▸ EXERCISE GOAL
Copy every entry precisely.

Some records
%%

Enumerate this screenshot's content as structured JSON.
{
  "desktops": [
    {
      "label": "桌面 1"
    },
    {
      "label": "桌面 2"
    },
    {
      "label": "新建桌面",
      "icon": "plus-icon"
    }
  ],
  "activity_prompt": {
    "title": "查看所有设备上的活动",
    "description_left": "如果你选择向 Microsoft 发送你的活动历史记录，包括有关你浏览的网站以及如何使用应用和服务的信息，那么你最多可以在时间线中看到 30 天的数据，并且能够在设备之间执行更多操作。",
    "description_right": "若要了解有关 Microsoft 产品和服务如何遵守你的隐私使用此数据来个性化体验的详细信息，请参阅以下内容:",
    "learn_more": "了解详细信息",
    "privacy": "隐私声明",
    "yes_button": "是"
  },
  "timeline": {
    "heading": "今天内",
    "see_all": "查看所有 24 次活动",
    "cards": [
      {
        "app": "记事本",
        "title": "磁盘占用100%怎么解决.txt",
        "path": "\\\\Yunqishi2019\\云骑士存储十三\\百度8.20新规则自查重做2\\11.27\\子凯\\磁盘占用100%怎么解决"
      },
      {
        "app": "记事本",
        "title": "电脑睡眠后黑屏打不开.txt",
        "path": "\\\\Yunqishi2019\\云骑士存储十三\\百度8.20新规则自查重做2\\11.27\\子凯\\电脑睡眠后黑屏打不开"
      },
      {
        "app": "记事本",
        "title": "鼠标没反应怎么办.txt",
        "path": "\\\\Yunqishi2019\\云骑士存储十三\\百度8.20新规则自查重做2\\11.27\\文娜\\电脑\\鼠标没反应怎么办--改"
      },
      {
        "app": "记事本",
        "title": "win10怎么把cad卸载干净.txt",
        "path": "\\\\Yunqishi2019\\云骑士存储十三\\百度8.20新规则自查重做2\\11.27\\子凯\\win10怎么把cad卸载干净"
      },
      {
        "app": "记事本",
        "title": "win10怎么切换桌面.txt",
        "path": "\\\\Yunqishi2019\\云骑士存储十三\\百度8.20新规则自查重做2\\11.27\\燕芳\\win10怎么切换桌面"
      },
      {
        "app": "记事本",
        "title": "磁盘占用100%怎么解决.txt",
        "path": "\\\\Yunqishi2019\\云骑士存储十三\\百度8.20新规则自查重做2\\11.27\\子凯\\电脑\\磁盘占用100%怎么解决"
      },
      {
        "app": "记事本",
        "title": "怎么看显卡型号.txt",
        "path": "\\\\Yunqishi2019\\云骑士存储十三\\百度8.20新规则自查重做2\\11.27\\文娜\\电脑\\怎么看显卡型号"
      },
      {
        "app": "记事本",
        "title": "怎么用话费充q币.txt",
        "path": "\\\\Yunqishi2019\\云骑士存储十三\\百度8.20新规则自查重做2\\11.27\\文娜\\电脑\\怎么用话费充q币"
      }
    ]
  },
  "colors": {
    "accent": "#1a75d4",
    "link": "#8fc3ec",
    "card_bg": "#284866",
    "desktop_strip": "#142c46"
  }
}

%%

▸ THE REPLY
Enumerate this screenshot's content as structured JSON.
{
  "desktops": [
    {
      "label": "桌面 1"
    },
    {
      "label": "桌面 2"
    },
    {
      "label": "新建桌面",
      "icon": "plus-icon"
    }
  ],
  "activity_prompt": {
    "title": "查看所有设备上的活动",
    "description_left": "如果你选择向 Microsoft 发送你的活动历史记录，包括有关你浏览的网站以及如何使用应用和服务的信息，那么你最多可以在时间线中看到 30 天的数据，并且能够在设备之间执行更多操作。",
    "description_right": "若要了解有关 Microsoft 产品和服务如何遵守你的隐私使用此数据来个性化体验的详细信息，请参阅以下内容:",
    "learn_more": "了解详细信息",
    "privacy": "隐私声明",
    "yes_button": "是"
  },
  "timeline": {
    "heading": "今天内",
    "see_all": "查看所有 24 次活动",
    "cards": [
      {
        "app": "记事本",
        "title": "磁盘占用100%怎么解决.txt",
        "path": "\\\\Yunqishi2019\\云骑士存储十三\\百度8.20新规则自查重做2\\11.27\\子凯\\磁盘占用100%怎么解决"
      },
      {
        "app": "记事本",
        "title": "电脑睡眠后黑屏打不开.txt",
        "path": "\\\\Yunqishi2019\\云骑士存储十三\\百度8.20新规则自查重做2\\11.27\\子凯\\电脑睡眠后黑屏打不开"
      },
      {
        "app": "记事本",
        "title": "鼠标没反应怎么办.txt",
        "path": "\\\\Yunqishi2019\\云骑士存储十三\\百度8.20新规则自查重做2\\11.27\\文娜\\电脑\\鼠标没反应怎么办--改"
      },
      {
        "app": "记事本",
        "title": "win10怎么把cad卸载干净.txt",
        "path": "\\\\Yunqishi2019\\云骑士存储十三\\百度8.20新规则自查重做2\\11.27\\子凯\\win10怎么把cad卸载干净"
      },
      {
        "app": "记事本",
        "title": "win10怎么切换桌面.txt",
        "path": "\\\\Yunqishi2019\\云骑士存储十三\\百度8.20新规则自查重做2\\11.27\\燕芳\\win10怎么切换桌面"
      },
      {
        "app": "记事本",
        "title": "磁盘占用100%怎么解决.txt",
        "path": "\\\\Yunqishi2019\\云骑士存储十三\\百度8.20新规则自查重做2\\11.27\\子凯\\电脑\\磁盘占用100%怎么解决"
      },
      {
        "app": "记事本",
        "title": "怎么看显卡型号.txt",
        "path": "\\\\Yunqishi2019\\云骑士存储十三\\百度8.20新规则自查重做2\\11.27\\文娜\\电脑\\怎么看显卡型号"
      },
      {
        "app": "记事本",
        "title": "怎么用话费充q币.txt",
        "path": "\\\\Yunqishi2019\\云骑士存储十三\\百度8.20新规则自查重做2\\11.27\\文娜\\电脑\\怎么用话费充q币"
      }
    ]
  },
  "colors": {
    "accent": "#1a75d4",
    "link": "#8fc3ec",
    "card_bg": "#284866",
    "desktop_strip": "#142c46"
  }
}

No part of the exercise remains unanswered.